## Required work
Copy out all lines with the word "content" in them.

## BEGIN

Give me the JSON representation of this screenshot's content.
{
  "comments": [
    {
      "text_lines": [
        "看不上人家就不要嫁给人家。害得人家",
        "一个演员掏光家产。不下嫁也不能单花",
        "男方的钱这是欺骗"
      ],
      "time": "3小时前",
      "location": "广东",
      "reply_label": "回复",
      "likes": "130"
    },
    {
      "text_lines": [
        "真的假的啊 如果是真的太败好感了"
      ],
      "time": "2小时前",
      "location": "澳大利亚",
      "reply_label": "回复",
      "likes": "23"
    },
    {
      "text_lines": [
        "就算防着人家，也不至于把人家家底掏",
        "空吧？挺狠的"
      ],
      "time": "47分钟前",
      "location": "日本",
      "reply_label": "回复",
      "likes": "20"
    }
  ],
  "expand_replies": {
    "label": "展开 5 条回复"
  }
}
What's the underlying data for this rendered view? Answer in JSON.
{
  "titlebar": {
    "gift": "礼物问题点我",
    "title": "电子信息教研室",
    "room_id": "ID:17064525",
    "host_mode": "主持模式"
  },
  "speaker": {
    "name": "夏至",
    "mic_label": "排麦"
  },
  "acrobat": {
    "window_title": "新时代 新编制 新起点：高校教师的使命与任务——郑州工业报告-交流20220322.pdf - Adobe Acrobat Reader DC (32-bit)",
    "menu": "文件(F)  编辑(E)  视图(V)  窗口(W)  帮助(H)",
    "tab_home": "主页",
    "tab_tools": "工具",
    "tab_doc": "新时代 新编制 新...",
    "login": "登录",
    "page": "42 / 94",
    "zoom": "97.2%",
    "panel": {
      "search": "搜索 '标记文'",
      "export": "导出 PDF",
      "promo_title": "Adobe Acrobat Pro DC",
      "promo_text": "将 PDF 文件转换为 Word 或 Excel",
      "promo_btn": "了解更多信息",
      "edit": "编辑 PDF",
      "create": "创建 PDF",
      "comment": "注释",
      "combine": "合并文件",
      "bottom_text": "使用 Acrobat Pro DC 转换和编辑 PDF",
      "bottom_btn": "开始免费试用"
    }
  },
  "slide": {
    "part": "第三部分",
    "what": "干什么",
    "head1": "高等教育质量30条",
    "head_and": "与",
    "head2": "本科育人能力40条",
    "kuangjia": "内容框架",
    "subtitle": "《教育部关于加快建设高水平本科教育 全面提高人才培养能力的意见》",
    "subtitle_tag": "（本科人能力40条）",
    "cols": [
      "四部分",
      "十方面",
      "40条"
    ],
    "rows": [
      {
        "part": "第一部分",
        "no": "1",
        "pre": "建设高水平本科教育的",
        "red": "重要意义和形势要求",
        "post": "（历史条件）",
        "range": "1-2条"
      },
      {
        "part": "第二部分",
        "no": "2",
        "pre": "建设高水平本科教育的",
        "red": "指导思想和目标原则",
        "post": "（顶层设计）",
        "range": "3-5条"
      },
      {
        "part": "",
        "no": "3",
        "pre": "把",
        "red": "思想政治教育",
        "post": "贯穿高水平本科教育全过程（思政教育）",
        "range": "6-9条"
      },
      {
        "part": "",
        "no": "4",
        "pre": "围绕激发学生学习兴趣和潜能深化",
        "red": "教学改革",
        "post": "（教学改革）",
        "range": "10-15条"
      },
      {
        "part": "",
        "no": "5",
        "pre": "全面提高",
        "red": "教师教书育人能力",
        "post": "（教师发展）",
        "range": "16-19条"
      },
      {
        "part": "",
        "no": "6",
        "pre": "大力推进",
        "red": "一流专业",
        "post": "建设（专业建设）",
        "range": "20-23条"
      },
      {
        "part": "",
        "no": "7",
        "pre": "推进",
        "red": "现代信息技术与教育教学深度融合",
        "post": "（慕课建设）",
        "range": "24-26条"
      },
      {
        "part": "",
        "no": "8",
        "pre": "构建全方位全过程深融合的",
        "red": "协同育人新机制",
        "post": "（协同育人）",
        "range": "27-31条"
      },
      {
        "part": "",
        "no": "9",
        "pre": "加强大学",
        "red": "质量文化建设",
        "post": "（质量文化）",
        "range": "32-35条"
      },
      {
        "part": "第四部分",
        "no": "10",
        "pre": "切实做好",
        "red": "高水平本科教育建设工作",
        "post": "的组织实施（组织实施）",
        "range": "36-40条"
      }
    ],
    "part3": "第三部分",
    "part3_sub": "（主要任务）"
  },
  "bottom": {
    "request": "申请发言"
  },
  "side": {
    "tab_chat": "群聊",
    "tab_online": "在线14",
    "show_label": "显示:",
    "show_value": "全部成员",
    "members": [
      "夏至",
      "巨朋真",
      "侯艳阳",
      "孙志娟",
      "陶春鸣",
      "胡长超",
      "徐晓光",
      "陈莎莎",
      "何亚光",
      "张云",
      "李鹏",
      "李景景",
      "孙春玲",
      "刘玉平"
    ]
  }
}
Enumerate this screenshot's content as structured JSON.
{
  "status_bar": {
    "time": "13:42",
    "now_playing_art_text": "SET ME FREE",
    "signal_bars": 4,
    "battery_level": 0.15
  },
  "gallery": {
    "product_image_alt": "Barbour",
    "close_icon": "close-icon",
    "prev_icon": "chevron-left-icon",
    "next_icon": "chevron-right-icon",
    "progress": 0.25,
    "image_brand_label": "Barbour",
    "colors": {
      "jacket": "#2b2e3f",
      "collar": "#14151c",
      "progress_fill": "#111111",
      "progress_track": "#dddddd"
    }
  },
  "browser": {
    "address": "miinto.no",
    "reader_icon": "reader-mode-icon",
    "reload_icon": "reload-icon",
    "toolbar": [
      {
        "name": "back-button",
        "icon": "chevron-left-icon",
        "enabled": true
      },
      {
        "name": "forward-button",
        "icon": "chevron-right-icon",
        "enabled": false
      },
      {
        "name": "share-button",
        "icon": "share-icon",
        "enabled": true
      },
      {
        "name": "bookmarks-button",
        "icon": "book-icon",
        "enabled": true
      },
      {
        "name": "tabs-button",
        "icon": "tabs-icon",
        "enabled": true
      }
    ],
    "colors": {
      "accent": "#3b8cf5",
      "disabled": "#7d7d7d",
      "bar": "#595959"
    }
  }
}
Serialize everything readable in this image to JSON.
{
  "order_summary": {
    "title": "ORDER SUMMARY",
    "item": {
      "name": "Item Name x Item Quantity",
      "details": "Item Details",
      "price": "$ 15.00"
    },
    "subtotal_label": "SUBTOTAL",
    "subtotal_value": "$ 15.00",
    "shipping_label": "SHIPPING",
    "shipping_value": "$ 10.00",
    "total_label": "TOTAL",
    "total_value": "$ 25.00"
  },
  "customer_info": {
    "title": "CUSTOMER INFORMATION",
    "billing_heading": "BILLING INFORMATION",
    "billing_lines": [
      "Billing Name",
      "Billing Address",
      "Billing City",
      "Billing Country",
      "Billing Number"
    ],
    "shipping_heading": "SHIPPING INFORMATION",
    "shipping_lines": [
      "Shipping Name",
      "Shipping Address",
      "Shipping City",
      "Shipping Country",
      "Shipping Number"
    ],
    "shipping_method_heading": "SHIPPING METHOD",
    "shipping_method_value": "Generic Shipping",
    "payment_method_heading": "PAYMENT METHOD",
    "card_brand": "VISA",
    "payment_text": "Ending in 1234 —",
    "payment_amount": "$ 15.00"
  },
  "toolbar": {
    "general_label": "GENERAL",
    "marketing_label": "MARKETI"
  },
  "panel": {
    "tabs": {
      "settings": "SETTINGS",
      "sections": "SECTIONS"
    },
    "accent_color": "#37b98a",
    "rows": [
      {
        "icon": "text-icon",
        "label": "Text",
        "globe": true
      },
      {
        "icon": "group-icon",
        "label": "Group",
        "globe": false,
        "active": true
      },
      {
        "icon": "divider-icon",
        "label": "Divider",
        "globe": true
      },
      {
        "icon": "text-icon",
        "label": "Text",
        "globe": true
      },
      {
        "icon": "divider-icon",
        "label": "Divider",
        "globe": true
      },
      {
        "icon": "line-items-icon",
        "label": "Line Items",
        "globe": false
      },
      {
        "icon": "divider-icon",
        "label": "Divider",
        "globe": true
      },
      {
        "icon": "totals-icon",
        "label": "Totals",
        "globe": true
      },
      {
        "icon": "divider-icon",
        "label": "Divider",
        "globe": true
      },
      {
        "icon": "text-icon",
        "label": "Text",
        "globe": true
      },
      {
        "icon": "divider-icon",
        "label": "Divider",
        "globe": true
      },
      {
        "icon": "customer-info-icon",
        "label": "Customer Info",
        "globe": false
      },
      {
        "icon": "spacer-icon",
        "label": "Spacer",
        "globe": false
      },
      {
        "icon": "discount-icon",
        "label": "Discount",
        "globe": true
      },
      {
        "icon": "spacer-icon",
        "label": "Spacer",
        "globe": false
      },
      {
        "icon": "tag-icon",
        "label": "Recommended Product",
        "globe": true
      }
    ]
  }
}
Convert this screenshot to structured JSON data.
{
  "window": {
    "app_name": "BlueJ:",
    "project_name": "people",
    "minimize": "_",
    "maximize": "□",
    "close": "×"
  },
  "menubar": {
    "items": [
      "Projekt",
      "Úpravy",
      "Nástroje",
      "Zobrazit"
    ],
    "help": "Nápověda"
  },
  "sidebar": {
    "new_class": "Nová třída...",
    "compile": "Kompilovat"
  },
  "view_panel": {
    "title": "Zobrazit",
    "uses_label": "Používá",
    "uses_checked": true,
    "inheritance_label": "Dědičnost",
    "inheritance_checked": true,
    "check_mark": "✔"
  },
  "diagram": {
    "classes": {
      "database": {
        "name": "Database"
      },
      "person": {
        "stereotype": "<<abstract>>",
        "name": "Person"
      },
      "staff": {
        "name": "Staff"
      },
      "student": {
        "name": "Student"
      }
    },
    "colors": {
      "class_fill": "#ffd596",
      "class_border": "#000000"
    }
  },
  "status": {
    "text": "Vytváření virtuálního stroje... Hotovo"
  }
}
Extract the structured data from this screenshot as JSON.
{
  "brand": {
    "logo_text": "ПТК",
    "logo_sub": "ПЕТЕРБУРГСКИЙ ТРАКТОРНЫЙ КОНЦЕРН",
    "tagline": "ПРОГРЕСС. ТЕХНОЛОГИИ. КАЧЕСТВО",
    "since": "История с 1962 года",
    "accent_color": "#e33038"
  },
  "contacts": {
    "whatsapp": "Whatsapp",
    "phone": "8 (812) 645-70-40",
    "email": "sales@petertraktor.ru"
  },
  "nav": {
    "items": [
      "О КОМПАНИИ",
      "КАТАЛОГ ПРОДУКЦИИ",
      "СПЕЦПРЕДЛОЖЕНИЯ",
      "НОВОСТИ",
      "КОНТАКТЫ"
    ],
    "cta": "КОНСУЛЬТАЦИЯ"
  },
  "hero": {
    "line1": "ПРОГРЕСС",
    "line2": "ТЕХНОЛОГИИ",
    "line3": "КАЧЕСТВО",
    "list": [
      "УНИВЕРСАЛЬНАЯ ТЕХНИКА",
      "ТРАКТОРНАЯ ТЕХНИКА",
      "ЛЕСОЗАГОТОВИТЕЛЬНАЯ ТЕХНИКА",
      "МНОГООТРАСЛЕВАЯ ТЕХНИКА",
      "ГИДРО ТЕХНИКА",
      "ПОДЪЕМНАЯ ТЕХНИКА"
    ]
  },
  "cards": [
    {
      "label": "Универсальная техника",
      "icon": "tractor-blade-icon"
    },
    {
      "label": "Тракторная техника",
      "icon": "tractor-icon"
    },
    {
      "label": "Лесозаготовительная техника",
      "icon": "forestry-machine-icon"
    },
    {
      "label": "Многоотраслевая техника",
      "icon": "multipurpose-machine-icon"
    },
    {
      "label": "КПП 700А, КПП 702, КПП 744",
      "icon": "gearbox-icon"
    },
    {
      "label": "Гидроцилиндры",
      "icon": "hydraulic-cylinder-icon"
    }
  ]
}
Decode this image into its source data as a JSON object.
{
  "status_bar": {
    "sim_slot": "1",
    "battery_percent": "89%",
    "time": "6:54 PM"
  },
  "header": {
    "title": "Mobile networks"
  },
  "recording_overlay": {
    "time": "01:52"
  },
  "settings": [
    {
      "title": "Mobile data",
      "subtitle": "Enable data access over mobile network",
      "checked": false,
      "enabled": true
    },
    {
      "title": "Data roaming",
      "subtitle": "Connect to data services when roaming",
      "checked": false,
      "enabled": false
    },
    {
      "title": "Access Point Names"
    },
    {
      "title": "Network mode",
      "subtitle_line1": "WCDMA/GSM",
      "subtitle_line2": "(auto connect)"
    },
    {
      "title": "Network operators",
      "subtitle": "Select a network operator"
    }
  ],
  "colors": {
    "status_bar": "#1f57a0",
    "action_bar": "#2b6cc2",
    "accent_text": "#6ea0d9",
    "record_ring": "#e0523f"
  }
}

## END

## Answer to the task
Give me the JSON representation of this screenshot's content.
Enumerate this screenshot's content as structured JSON.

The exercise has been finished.